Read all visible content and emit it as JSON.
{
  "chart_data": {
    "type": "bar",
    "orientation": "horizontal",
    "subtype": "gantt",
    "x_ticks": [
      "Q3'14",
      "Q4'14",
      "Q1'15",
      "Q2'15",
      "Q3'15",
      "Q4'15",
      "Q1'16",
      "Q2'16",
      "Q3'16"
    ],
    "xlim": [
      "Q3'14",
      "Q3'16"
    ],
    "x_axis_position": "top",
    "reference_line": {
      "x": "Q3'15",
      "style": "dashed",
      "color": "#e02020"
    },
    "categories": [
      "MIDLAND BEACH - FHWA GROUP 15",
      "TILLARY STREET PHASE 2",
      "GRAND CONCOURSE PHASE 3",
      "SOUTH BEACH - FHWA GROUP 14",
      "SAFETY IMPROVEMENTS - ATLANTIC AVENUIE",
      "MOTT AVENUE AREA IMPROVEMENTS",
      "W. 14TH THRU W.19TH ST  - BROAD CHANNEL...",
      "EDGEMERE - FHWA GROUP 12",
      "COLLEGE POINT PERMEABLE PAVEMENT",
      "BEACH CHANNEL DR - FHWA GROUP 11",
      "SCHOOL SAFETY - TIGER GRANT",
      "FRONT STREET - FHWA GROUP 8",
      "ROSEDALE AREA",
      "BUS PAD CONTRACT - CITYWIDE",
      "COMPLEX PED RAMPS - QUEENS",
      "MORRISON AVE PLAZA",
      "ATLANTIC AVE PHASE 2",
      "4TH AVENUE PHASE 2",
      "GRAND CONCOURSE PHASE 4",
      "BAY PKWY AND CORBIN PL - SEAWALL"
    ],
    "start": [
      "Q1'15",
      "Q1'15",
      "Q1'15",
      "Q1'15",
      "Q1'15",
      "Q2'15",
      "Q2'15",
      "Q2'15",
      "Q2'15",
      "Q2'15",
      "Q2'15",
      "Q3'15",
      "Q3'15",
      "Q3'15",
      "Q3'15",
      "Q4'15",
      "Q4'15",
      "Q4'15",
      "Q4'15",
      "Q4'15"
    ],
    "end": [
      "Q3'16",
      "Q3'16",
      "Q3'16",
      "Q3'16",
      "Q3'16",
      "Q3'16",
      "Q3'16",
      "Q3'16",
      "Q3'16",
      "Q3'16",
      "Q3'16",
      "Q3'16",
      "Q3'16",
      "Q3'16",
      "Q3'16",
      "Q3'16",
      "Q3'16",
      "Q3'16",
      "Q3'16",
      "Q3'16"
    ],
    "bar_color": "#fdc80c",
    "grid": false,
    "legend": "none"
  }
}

◆ **What is being asked**: Lines of the material that contain the word "BEACH" are to be gathered.

◆ **Correct result**:
      "MIDLAND BEACH - FHWA GROUP 15",
      "SOUTH BEACH - FHWA GROUP 14",
      "BEACH CHANNEL DR - FHWA GROUP 11",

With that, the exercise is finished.